### PROBLEM TO SOLVE
Find the string "FREE" in the entries and copy each line that has it.
==== ENTRIES SUPPLIED
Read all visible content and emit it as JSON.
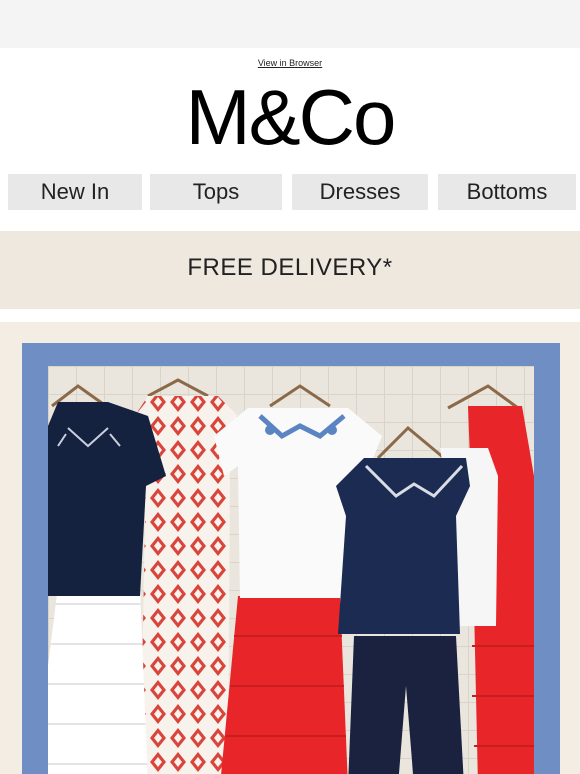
{
  "header": {
    "view_in_browser": "View in Browser",
    "logo_text": "M&Co"
  },
  "nav": {
    "items": [
      "New In",
      "Tops",
      "Dresses",
      "Bottoms"
    ]
  },
  "banner": {
    "text": "FREE DELIVERY*"
  },
  "colors": {
    "nav_bg": "#e8e8e8",
    "banner_bg": "#efe8df",
    "frame_blue": "#6f8fc4",
    "navy": "#14213f",
    "red": "#e8262a"
  }
}
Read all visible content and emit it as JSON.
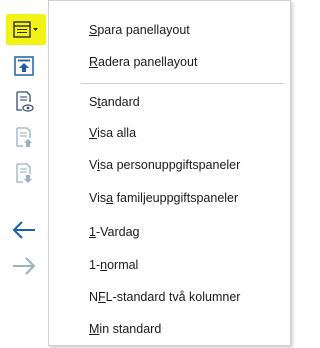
{
  "toolbar": {
    "buttons": [
      {
        "icon": "panel-layout-icon",
        "active": true,
        "highlight_color": "#f2f214"
      },
      {
        "icon": "arrow-up-to-line-icon"
      },
      {
        "icon": "document-eye-icon"
      },
      {
        "icon": "document-up-icon"
      },
      {
        "icon": "document-down-icon"
      },
      {
        "icon": "arrow-left-icon"
      },
      {
        "icon": "arrow-right-icon"
      }
    ]
  },
  "menu": {
    "items": [
      {
        "label": "Spara panellayout",
        "mnemonic_index": 0
      },
      {
        "label": "Radera panellayout",
        "mnemonic_index": 0
      },
      {
        "label": "Standard",
        "mnemonic_index": 1
      },
      {
        "label": "Visa alla",
        "mnemonic_index": 0
      },
      {
        "label": "Visa personuppgiftspaneler",
        "mnemonic_index": 1
      },
      {
        "label": "Visa familjeuppgiftspaneler",
        "mnemonic_index": 3
      },
      {
        "label": "1-Vardag",
        "mnemonic_index": 0
      },
      {
        "label": "1-normal",
        "mnemonic_index": 2
      },
      {
        "label": "NFL-standard två kolumner",
        "mnemonic_index": 1
      },
      {
        "label": "Min standard",
        "mnemonic_index": 0
      }
    ]
  },
  "colors": {
    "icon_blue": "#1f5fa8",
    "icon_gray": "#8aa0b4",
    "highlight": "#f2f214"
  }
}
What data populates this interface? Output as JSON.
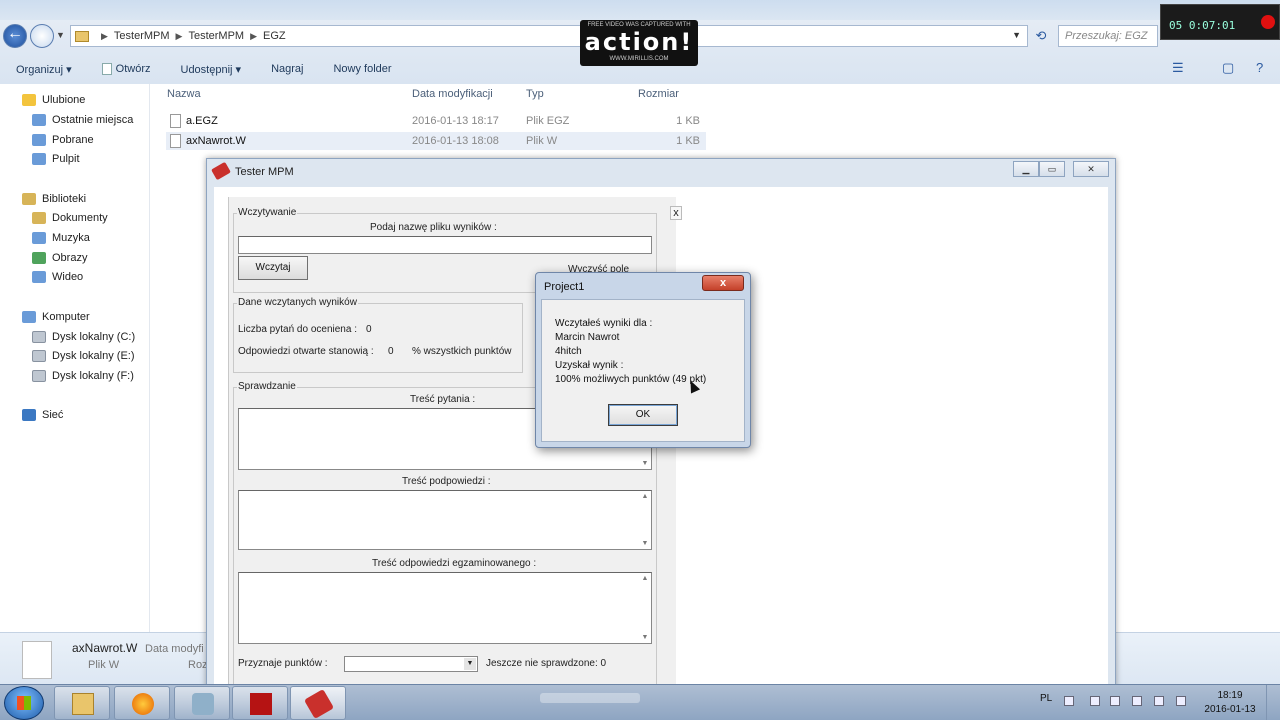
{
  "explorer": {
    "breadcrumbs": [
      "TesterMPM",
      "TesterMPM",
      "EGZ"
    ],
    "search_placeholder": "Przeszukaj: EGZ",
    "toolbar": [
      "Organizuj ▾",
      "Otwórz",
      "Udostępnij ▾",
      "Nagraj",
      "Nowy folder"
    ],
    "sidebar": {
      "favorites": {
        "title": "Ulubione",
        "items": [
          "Ostatnie miejsca",
          "Pobrane",
          "Pulpit"
        ]
      },
      "libraries": {
        "title": "Biblioteki",
        "items": [
          "Dokumenty",
          "Muzyka",
          "Obrazy",
          "Wideo"
        ]
      },
      "computer": {
        "title": "Komputer",
        "items": [
          "Dysk lokalny (C:)",
          "Dysk lokalny (E:)",
          "Dysk lokalny (F:)"
        ]
      },
      "network": {
        "title": "Sieć"
      }
    },
    "columns": {
      "name": "Nazwa",
      "date": "Data modyfikacji",
      "type": "Typ",
      "size": "Rozmiar"
    },
    "files": [
      {
        "name": "a.EGZ",
        "date": "2016-01-13 18:17",
        "type": "Plik EGZ",
        "size": "1 KB"
      },
      {
        "name": "axNawrot.W",
        "date": "2016-01-13 18:08",
        "type": "Plik W",
        "size": "1 KB"
      }
    ],
    "details": {
      "name": "axNawrot.W",
      "label": "Data modyfi",
      "type": "Plik W",
      "size_label": "Roz"
    }
  },
  "overlay": {
    "top_text": "FREE VIDEO WAS CAPTURED WITH",
    "brand": "action!",
    "url": "WWW.MIRILLIS.COM"
  },
  "recorder": {
    "time": "05 0:07:01"
  },
  "tester": {
    "title": "Tester MPM",
    "close_x": "x",
    "load_group": {
      "legend": "Wczytywanie",
      "prompt": "Podaj nazwę pliku wyników :",
      "load_button": "Wczytaj",
      "clear_button": "Wyczyść pole"
    },
    "results_group": {
      "legend": "Dane wczytanych wyników",
      "questions_label": "Liczba pytań do oceniena :",
      "questions_value": "0",
      "open_label": "Odpowiedzi otwarte stanowią :",
      "open_value": "0",
      "open_suffix": "% wszystkich punktów"
    },
    "check_group": {
      "legend": "Sprawdzanie",
      "question_label": "Treść pytania :",
      "hint_label": "Treść podpowiedzi :",
      "answer_label": "Treść odpowiedzi egzaminowanego :",
      "points_label": "Przyznaje punktów :",
      "status_text": "Jeszcze nie sprawdzone: 0"
    }
  },
  "dialog": {
    "title": "Project1",
    "close": "x",
    "lines": [
      "Wczytałeś wyniki dla :",
      "Marcin Nawrot",
      "4hitch",
      "Uzyskał wynik :",
      "100% możliwych punktów (49 pkt)"
    ],
    "ok": "OK"
  },
  "taskbar": {
    "language": "PL",
    "time": "18:19",
    "date": "2016-01-13"
  }
}
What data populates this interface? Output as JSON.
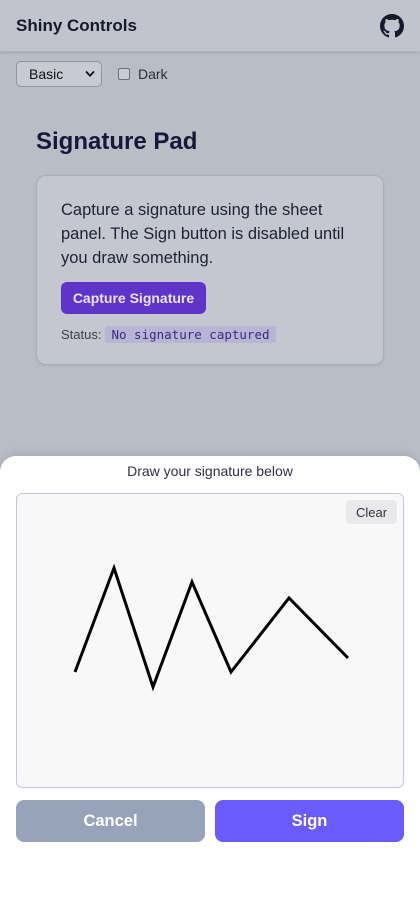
{
  "header": {
    "title": "Shiny Controls",
    "github_icon": "github-icon"
  },
  "controls": {
    "theme_select": {
      "value": "Basic",
      "icon": "chevron-down-icon"
    },
    "dark_toggle": {
      "label": "Dark",
      "checked": false
    }
  },
  "page": {
    "title": "Signature Pad"
  },
  "card": {
    "description": "Capture a signature using the sheet panel. The Sign button is disabled until you draw something.",
    "capture_button": "Capture Signature",
    "status_label": "Status:",
    "status_value": "No signature captured"
  },
  "sheet": {
    "heading": "Draw your signature below",
    "clear_button": "Clear",
    "cancel_button": "Cancel",
    "sign_button": "Sign"
  },
  "colors": {
    "accent": "#5e35c8",
    "sign": "#6a5bfc",
    "cancel": "#97a3b8",
    "overlay": "#b9bdc6"
  }
}
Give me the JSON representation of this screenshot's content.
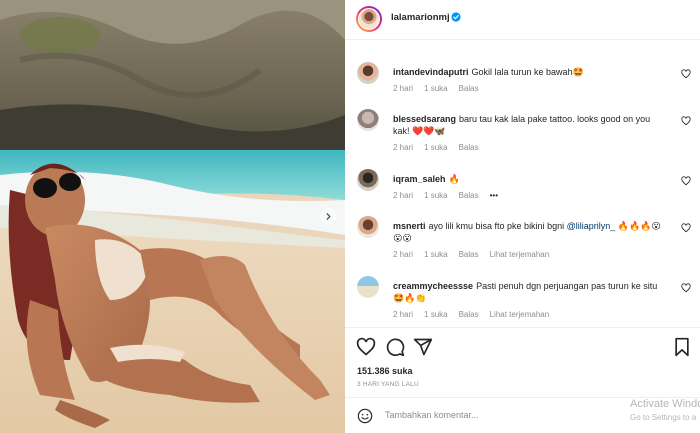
{
  "post": {
    "username": "lalamarionmj",
    "likes": "151.386 suka",
    "time_ago": "3 HARI YANG LALU",
    "add_comment_placeholder": "Tambahkan komentar..."
  },
  "comments": [
    {
      "user": "intandevindaputri",
      "text": "Gokil lala turun ke bawah🤩",
      "meta": [
        "2 hari",
        "1 suka",
        "Balas"
      ]
    },
    {
      "user": "blessedsarang",
      "text": "baru tau kak lala pake tattoo. looks good on you kak! ❤️❤️🦋",
      "meta": [
        "2 hari",
        "1 suka",
        "Balas"
      ]
    },
    {
      "user": "iqram_saleh",
      "text": "🔥",
      "meta": [
        "2 hari",
        "1 suka",
        "Balas",
        "•••"
      ]
    },
    {
      "user": "msnerti",
      "text_before": "ayo lili kmu bisa fto pke bikini bgni ",
      "mention": "@liliaprilyn_",
      "text_after": " 🔥🔥🔥😮😮😮",
      "meta": [
        "2 hari",
        "1 suka",
        "Balas",
        "Lihat terjemahan"
      ]
    },
    {
      "user": "creammycheessse",
      "text": "Pasti penuh dgn perjuangan pas turun ke situ 🤩🔥👏",
      "meta": [
        "2 hari",
        "1 suka",
        "Balas",
        "Lihat terjemahan"
      ]
    }
  ],
  "watermark": {
    "title": "Activate Windo",
    "subtitle": "Go to Settings to a"
  },
  "icons": {
    "verified": "verified-badge-icon",
    "heart": "heart-icon",
    "comment": "comment-icon",
    "share": "share-icon",
    "save": "bookmark-icon",
    "emoji": "emoji-icon",
    "next": "chevron-right-icon"
  },
  "colors": {
    "verified_blue": "#0095f6",
    "meta_gray": "#8e8e8e",
    "mention_blue": "#00376b"
  }
}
========
### RESULT
    "text": "FREE DELIVERY*"
    "top_text": "FREE VIDEO WAS CAPTURED WITH",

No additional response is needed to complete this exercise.